(BRIEF) Repeat the listing in full, preserving every character.

━━━━

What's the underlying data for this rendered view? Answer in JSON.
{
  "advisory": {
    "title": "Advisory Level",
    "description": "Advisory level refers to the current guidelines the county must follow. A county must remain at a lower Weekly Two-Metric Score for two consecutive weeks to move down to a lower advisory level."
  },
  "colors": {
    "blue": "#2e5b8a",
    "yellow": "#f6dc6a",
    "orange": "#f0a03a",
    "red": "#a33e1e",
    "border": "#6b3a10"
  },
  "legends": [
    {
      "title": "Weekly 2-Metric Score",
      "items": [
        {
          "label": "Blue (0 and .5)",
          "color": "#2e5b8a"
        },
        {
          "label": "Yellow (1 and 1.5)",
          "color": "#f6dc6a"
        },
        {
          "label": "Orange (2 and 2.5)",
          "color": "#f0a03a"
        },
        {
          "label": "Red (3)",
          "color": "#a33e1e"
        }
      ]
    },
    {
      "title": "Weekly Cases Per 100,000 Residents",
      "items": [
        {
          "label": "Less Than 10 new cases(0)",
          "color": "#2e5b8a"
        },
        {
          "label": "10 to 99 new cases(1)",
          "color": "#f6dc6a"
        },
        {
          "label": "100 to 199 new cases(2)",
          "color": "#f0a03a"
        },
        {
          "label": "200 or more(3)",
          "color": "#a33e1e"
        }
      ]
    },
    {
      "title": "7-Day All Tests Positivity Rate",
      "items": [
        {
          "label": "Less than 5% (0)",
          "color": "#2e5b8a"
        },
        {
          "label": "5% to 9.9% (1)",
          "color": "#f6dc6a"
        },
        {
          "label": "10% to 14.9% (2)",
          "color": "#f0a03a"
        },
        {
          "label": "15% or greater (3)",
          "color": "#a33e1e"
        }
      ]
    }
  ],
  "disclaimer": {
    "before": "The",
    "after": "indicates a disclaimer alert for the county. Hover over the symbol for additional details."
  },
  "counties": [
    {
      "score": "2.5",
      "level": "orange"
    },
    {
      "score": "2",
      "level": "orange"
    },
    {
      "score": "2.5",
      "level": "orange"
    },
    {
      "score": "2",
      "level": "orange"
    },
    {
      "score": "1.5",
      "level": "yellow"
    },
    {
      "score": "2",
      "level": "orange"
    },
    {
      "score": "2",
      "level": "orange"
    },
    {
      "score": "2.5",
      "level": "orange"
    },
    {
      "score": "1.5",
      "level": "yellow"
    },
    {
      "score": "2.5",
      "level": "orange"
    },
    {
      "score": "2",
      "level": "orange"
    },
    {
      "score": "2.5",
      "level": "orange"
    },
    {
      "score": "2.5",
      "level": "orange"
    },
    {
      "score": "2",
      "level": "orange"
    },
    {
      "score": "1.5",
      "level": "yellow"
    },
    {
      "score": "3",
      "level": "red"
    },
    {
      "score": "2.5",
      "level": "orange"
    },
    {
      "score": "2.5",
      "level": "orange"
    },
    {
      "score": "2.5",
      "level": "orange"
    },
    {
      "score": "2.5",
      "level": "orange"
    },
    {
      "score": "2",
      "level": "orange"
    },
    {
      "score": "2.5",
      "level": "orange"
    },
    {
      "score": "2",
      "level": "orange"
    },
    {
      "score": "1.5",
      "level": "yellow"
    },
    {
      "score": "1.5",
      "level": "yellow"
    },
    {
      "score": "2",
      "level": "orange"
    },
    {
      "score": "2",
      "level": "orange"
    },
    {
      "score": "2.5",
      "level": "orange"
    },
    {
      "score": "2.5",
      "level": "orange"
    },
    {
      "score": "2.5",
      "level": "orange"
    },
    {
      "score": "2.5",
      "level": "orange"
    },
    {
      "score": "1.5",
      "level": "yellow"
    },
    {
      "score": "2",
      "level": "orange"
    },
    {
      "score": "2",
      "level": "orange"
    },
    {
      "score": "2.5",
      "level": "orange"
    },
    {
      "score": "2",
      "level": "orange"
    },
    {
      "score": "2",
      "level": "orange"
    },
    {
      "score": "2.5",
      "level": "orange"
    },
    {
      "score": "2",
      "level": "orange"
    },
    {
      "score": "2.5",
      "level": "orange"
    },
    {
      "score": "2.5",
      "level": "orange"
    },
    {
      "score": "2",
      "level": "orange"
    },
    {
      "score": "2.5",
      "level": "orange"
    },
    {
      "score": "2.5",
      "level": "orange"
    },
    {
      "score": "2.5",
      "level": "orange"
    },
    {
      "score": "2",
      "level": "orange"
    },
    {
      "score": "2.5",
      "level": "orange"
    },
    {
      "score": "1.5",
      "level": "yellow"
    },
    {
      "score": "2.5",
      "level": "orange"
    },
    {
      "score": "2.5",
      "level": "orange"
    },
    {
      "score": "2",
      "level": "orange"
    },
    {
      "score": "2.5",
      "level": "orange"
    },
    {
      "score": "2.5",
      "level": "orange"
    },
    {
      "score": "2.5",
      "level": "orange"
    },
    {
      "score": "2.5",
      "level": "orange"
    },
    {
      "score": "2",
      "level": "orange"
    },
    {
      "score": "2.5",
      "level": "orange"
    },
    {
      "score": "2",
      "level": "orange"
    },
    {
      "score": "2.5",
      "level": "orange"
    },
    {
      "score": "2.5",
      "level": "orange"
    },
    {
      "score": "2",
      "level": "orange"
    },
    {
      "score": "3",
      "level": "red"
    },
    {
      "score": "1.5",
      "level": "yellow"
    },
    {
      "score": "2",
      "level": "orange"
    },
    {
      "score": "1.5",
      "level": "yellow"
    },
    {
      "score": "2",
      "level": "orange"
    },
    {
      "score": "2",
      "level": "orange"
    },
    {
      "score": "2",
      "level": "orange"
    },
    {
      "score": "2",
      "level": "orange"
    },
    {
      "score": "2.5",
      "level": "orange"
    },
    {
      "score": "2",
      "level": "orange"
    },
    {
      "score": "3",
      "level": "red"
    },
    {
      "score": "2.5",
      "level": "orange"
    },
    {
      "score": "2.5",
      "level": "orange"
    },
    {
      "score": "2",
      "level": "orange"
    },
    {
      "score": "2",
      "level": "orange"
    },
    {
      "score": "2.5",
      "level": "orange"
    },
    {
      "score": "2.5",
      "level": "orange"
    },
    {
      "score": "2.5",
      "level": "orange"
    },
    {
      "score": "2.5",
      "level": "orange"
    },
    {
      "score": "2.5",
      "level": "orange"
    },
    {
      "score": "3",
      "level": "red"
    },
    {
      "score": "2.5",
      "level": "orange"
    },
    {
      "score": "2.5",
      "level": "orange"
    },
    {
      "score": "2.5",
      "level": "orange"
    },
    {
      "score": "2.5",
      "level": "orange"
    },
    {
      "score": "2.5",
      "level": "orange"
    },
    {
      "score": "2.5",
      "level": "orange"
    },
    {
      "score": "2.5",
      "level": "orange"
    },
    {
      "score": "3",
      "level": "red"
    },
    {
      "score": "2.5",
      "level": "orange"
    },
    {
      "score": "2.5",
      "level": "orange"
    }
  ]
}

━━━━

(TASK RESPONSE)
What's the underlying data for this rendered view? Answer in JSON.
{
  "advisory": {
    "title": "Advisory Level",
    "description": "Advisory level refers to the current guidelines the county must follow. A county must remain at a lower Weekly Two-Metric Score for two consecutive weeks to move down to a lower advisory level."
  },
  "colors": {
    "blue": "#2e5b8a",
    "yellow": "#f6dc6a",
    "orange": "#f0a03a",
    "red": "#a33e1e",
    "border": "#6b3a10"
  },
  "legends": [
    {
      "title": "Weekly 2-Metric Score",
      "items": [
        {
          "label": "Blue (0 and .5)",
          "color": "#2e5b8a"
        },
        {
          "label": "Yellow (1 and 1.5)",
          "color": "#f6dc6a"
        },
        {
          "label": "Orange (2 and 2.5)",
          "color": "#f0a03a"
        },
        {
          "label": "Red (3)",
          "color": "#a33e1e"
        }
      ]
    },
    {
      "title": "Weekly Cases Per 100,000 Residents",
      "items": [
        {
          "label": "Less Than 10 new cases(0)",
          "color": "#2e5b8a"
        },
        {
          "label": "10 to 99 new cases(1)",
          "color": "#f6dc6a"
        },
        {
          "label": "100 to 199 new cases(2)",
          "color": "#f0a03a"
        },
        {
          "label": "200 or more(3)",
          "color": "#a33e1e"
        }
      ]
    },
    {
      "title": "7-Day All Tests Positivity Rate",
      "items": [
        {
          "label": "Less than 5% (0)",
          "color": "#2e5b8a"
        },
        {
          "label": "5% to 9.9% (1)",
          "color": "#f6dc6a"
        },
        {
          "label": "10% to 14.9% (2)",
          "color": "#f0a03a"
        },
        {
          "label": "15% or greater (3)",
          "color": "#a33e1e"
        }
      ]
    }
  ],
  "disclaimer": {
    "before": "The",
    "after": "indicates a disclaimer alert for the county. Hover over the symbol for additional details."
  },
  "counties": [
    {
      "score": "2.5",
      "level": "orange"
    },
    {
      "score": "2",
      "level": "orange"
    },
    {
      "score": "2.5",
      "level": "orange"
    },
    {
      "score": "2",
      "level": "orange"
    },
    {
      "score": "1.5",
      "level": "yellow"
    },
    {
      "score": "2",
      "level": "orange"
    },
    {
      "score": "2",
      "level": "orange"
    },
    {
      "score": "2.5",
      "level": "orange"
    },
    {
      "score": "1.5",
      "level": "yellow"
    },
    {
      "score": "2.5",
      "level": "orange"
    },
    {
      "score": "2",
      "level": "orange"
    },
    {
      "score": "2.5",
      "level": "orange"
    },
    {
      "score": "2.5",
      "level": "orange"
    },
    {
      "score": "2",
      "level": "orange"
    },
    {
      "score": "1.5",
      "level": "yellow"
    },
    {
      "score": "3",
      "level": "red"
    },
    {
      "score": "2.5",
      "level": "orange"
    },
    {
      "score": "2.5",
      "level": "orange"
    },
    {
      "score": "2.5",
      "level": "orange"
    },
    {
      "score": "2.5",
      "level": "orange"
    },
    {
      "score": "2",
      "level": "orange"
    },
    {
      "score": "2.5",
      "level": "orange"
    },
    {
      "score": "2",
      "level": "orange"
    },
    {
      "score": "1.5",
      "level": "yellow"
    },
    {
      "score": "1.5",
      "level": "yellow"
    },
    {
      "score": "2",
      "level": "orange"
    },
    {
      "score": "2",
      "level": "orange"
    },
    {
      "score": "2.5",
      "level": "orange"
    },
    {
      "score": "2.5",
      "level": "orange"
    },
    {
      "score": "2.5",
      "level": "orange"
    },
    {
      "score": "2.5",
      "level": "orange"
    },
    {
      "score": "1.5",
      "level": "yellow"
    },
    {
      "score": "2",
      "level": "orange"
    },
    {
      "score": "2",
      "level": "orange"
    },
    {
      "score": "2.5",
      "level": "orange"
    },
    {
      "score": "2",
      "level": "orange"
    },
    {
      "score": "2",
      "level": "orange"
    },
    {
      "score": "2.5",
      "level": "orange"
    },
    {
      "score": "2",
      "level": "orange"
    },
    {
      "score": "2.5",
      "level": "orange"
    },
    {
      "score": "2.5",
      "level": "orange"
    },
    {
      "score": "2",
      "level": "orange"
    },
    {
      "score": "2.5",
      "level": "orange"
    },
    {
      "score": "2.5",
      "level": "orange"
    },
    {
      "score": "2.5",
      "level": "orange"
    },
    {
      "score": "2",
      "level": "orange"
    },
    {
      "score": "2.5",
      "level": "orange"
    },
    {
      "score": "1.5",
      "level": "yellow"
    },
    {
      "score": "2.5",
      "level": "orange"
    },
    {
      "score": "2.5",
      "level": "orange"
    },
    {
      "score": "2",
      "level": "orange"
    },
    {
      "score": "2.5",
      "level": "orange"
    },
    {
      "score": "2.5",
      "level": "orange"
    },
    {
      "score": "2.5",
      "level": "orange"
    },
    {
      "score": "2.5",
      "level": "orange"
    },
    {
      "score": "2",
      "level": "orange"
    },
    {
      "score": "2.5",
      "level": "orange"
    },
    {
      "score": "2",
      "level": "orange"
    },
    {
      "score": "2.5",
      "level": "orange"
    },
    {
      "score": "2.5",
      "level": "orange"
    },
    {
      "score": "2",
      "level": "orange"
    },
    {
      "score": "3",
      "level": "red"
    },
    {
      "score": "1.5",
      "level": "yellow"
    },
    {
      "score": "2",
      "level": "orange"
    },
    {
      "score": "1.5",
      "level": "yellow"
    },
    {
      "score": "2",
      "level": "orange"
    },
    {
      "score": "2",
      "level": "orange"
    },
    {
      "score": "2",
      "level": "orange"
    },
    {
      "score": "2",
      "level": "orange"
    },
    {
      "score": "2.5",
      "level": "orange"
    },
    {
      "score": "2",
      "level": "orange"
    },
    {
      "score": "3",
      "level": "red"
    },
    {
      "score": "2.5",
      "level": "orange"
    },
    {
      "score": "2.5",
      "level": "orange"
    },
    {
      "score": "2",
      "level": "orange"
    },
    {
      "score": "2",
      "level": "orange"
    },
    {
      "score": "2.5",
      "level": "orange"
    },
    {
      "score": "2.5",
      "level": "orange"
    },
    {
      "score": "2.5",
      "level": "orange"
    },
    {
      "score": "2.5",
      "level": "orange"
    },
    {
      "score": "2.5",
      "level": "orange"
    },
    {
      "score": "3",
      "level": "red"
    },
    {
      "score": "2.5",
      "level": "orange"
    },
    {
      "score": "2.5",
      "level": "orange"
    },
    {
      "score": "2.5",
      "level": "orange"
    },
    {
      "score": "2.5",
      "level": "orange"
    },
    {
      "score": "2.5",
      "level": "orange"
    },
    {
      "score": "2.5",
      "level": "orange"
    },
    {
      "score": "2.5",
      "level": "orange"
    },
    {
      "score": "3",
      "level": "red"
    },
    {
      "score": "2.5",
      "level": "orange"
    },
    {
      "score": "2.5",
      "level": "orange"
    }
  ]
}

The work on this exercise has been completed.